Problem to solve | Retype the material below. Keep every word exactly as it is.
* Start Information given *
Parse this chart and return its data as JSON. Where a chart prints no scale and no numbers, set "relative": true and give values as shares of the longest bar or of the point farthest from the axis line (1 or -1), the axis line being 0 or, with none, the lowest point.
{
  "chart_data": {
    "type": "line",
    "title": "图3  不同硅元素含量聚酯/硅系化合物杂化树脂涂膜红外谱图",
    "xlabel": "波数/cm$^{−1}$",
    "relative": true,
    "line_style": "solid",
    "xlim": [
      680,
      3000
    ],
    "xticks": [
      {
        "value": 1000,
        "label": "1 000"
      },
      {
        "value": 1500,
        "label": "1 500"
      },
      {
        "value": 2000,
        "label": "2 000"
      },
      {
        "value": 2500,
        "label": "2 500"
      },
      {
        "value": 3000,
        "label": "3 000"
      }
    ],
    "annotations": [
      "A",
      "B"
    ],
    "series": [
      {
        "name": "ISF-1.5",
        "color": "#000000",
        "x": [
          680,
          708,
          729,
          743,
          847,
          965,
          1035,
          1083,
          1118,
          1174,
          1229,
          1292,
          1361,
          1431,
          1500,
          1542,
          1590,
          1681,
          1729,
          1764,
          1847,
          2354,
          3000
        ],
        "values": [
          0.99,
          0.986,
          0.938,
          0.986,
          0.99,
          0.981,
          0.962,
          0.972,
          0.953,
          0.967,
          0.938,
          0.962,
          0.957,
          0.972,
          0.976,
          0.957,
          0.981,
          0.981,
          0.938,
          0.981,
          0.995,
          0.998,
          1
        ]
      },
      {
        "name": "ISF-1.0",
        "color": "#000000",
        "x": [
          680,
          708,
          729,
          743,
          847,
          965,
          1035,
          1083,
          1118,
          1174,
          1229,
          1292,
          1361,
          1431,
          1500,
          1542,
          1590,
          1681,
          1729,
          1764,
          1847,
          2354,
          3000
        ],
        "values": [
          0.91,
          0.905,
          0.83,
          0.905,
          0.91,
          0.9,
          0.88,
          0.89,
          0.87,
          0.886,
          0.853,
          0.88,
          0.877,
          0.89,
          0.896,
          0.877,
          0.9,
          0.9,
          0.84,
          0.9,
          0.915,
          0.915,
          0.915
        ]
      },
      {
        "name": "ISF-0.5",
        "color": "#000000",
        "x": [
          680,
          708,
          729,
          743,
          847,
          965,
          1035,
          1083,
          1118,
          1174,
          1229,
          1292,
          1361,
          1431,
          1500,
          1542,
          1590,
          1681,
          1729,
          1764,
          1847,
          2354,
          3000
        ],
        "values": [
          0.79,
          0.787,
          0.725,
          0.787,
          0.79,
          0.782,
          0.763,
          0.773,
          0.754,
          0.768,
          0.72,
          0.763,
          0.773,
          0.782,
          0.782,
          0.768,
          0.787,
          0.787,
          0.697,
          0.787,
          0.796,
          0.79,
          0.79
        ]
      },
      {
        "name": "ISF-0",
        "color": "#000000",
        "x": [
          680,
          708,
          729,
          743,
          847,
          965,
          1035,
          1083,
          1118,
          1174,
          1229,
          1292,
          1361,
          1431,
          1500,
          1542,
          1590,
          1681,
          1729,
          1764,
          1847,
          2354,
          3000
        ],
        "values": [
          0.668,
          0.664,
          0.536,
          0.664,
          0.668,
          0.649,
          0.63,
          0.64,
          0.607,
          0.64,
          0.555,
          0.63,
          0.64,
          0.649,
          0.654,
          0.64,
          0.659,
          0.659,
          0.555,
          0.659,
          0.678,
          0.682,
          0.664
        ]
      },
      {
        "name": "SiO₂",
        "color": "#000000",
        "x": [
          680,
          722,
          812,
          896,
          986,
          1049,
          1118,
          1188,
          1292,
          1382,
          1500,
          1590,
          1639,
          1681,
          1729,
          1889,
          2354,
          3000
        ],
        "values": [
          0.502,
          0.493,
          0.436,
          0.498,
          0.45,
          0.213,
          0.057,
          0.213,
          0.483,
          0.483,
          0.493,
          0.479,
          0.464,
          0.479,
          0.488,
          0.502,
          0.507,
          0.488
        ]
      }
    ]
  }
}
* End Information given *
Solution to this task |
Parse this chart and return its data as JSON. Where a chart prints no scale and no numbers, set "relative": true and give values as shares of the longest bar or of the point farthest from the axis line (1 or -1), the axis line being 0 or, with none, the lowest point.
{
  "chart_data": {
    "type": "line",
    "title": "图3  不同硅元素含量聚酯/硅系化合物杂化树脂涂膜红外谱图",
    "xlabel": "波数/cm$^{−1}$",
    "relative": true,
    "line_style": "solid",
    "xlim": [
      680,
      3000
    ],
    "xticks": [
      {
        "value": 1000,
        "label": "1 000"
      },
      {
        "value": 1500,
        "label": "1 500"
      },
      {
        "value": 2000,
        "label": "2 000"
      },
      {
        "value": 2500,
        "label": "2 500"
      },
      {
        "value": 3000,
        "label": "3 000"
      }
    ],
    "annotations": [
      "A",
      "B"
    ],
    "series": [
      {
        "name": "ISF-1.5",
        "color": "#000000",
        "x": [
          680,
          708,
          729,
          743,
          847,
          965,
          1035,
          1083,
          1118,
          1174,
          1229,
          1292,
          1361,
          1431,
          1500,
          1542,
          1590,
          1681,
          1729,
          1764,
          1847,
          2354,
          3000
        ],
        "values": [
          0.99,
          0.986,
          0.938,
          0.986,
          0.99,
          0.981,
          0.962,
          0.972,
          0.953,
          0.967,
          0.938,
          0.962,
          0.957,
          0.972,
          0.976,
          0.957,
          0.981,
          0.981,
          0.938,
          0.981,
          0.995,
          0.998,
          1
        ]
      },
      {
        "name": "ISF-1.0",
        "color": "#000000",
        "x": [
          680,
          708,
          729,
          743,
          847,
          965,
          1035,
          1083,
          1118,
          1174,
          1229,
          1292,
          1361,
          1431,
          1500,
          1542,
          1590,
          1681,
          1729,
          1764,
          1847,
          2354,
          3000
        ],
        "values": [
          0.91,
          0.905,
          0.83,
          0.905,
          0.91,
          0.9,
          0.88,
          0.89,
          0.87,
          0.886,
          0.853,
          0.88,
          0.877,
          0.89,
          0.896,
          0.877,
          0.9,
          0.9,
          0.84,
          0.9,
          0.915,
          0.915,
          0.915
        ]
      },
      {
        "name": "ISF-0.5",
        "color": "#000000",
        "x": [
          680,
          708,
          729,
          743,
          847,
          965,
          1035,
          1083,
          1118,
          1174,
          1229,
          1292,
          1361,
          1431,
          1500,
          1542,
          1590,
          1681,
          1729,
          1764,
          1847,
          2354,
          3000
        ],
        "values": [
          0.79,
          0.787,
          0.725,
          0.787,
          0.79,
          0.782,
          0.763,
          0.773,
          0.754,
          0.768,
          0.72,
          0.763,
          0.773,
          0.782,
          0.782,
          0.768,
          0.787,
          0.787,
          0.697,
          0.787,
          0.796,
          0.79,
          0.79
        ]
      },
      {
        "name": "ISF-0",
        "color": "#000000",
        "x": [
          680,
          708,
          729,
          743,
          847,
          965,
          1035,
          1083,
          1118,
          1174,
          1229,
          1292,
          1361,
          1431,
          1500,
          1542,
          1590,
          1681,
          1729,
          1764,
          1847,
          2354,
          3000
        ],
        "values": [
          0.668,
          0.664,
          0.536,
          0.664,
          0.668,
          0.649,
          0.63,
          0.64,
          0.607,
          0.64,
          0.555,
          0.63,
          0.64,
          0.649,
          0.654,
          0.64,
          0.659,
          0.659,
          0.555,
          0.659,
          0.678,
          0.682,
          0.664
        ]
      },
      {
        "name": "SiO₂",
        "color": "#000000",
        "x": [
          680,
          722,
          812,
          896,
          986,
          1049,
          1118,
          1188,
          1292,
          1382,
          1500,
          1590,
          1639,
          1681,
          1729,
          1889,
          2354,
          3000
        ],
        "values": [
          0.502,
          0.493,
          0.436,
          0.498,
          0.45,
          0.213,
          0.057,
          0.213,
          0.483,
          0.483,
          0.493,
          0.479,
          0.464,
          0.479,
          0.488,
          0.502,
          0.507,
          0.488
        ]
      }
    ]
  }
}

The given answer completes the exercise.